[START Data shown]
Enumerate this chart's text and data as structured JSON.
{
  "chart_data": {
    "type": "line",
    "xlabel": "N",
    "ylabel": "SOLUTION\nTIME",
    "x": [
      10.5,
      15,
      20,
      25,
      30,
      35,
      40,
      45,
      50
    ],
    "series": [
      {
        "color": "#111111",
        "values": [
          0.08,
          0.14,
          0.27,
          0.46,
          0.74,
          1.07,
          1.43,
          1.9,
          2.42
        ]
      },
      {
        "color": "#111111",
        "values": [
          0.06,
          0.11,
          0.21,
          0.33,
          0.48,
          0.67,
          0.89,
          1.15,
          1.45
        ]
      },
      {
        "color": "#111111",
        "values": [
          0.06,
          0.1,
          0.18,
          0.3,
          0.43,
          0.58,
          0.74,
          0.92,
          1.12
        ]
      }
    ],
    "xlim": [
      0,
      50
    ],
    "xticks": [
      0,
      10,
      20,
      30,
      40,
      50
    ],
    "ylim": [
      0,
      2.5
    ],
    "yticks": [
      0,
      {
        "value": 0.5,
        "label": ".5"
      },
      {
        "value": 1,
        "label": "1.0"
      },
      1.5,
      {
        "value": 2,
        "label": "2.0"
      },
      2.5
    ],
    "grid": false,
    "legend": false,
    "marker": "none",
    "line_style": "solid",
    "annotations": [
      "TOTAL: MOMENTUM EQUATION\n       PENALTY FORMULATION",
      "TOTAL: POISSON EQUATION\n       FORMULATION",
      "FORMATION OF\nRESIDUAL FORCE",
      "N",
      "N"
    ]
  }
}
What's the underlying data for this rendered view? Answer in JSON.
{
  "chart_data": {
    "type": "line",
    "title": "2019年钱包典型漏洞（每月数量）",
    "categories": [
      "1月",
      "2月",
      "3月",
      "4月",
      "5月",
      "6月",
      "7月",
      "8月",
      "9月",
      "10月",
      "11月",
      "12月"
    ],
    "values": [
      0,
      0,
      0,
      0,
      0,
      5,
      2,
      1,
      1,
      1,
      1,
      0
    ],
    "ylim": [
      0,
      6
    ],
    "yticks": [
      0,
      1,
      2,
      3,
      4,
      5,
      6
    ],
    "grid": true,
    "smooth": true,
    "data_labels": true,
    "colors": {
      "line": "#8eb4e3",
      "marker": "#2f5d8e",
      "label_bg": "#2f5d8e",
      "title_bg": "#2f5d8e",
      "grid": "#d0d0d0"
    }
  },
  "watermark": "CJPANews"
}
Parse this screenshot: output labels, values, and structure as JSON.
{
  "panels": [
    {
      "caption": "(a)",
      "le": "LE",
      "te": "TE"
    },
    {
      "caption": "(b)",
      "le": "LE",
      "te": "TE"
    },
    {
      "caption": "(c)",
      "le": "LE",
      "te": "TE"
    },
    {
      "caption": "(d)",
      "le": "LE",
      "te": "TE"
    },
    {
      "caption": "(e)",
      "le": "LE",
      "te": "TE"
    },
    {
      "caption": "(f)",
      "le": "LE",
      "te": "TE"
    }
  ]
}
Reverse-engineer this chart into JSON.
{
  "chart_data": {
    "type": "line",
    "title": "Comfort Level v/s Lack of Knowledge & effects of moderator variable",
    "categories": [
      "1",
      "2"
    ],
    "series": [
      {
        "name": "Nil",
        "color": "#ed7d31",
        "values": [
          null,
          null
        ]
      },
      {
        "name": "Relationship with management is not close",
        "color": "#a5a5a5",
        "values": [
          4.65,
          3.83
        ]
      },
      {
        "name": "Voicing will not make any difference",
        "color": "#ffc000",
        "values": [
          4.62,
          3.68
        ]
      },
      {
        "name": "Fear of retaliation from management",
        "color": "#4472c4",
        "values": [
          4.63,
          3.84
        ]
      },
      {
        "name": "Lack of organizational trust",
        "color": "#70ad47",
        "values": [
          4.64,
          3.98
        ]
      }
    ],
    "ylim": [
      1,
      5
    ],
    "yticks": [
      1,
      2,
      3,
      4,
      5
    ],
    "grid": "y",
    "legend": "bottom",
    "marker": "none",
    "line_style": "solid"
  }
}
[END Data shown]
_Instruction:_ Pull every line containing the word "grid" out of the entries above.

_Answer in full:_
    "grid": false,
    "grid": true,
      "grid": "#d0d0d0"
    "grid": "y",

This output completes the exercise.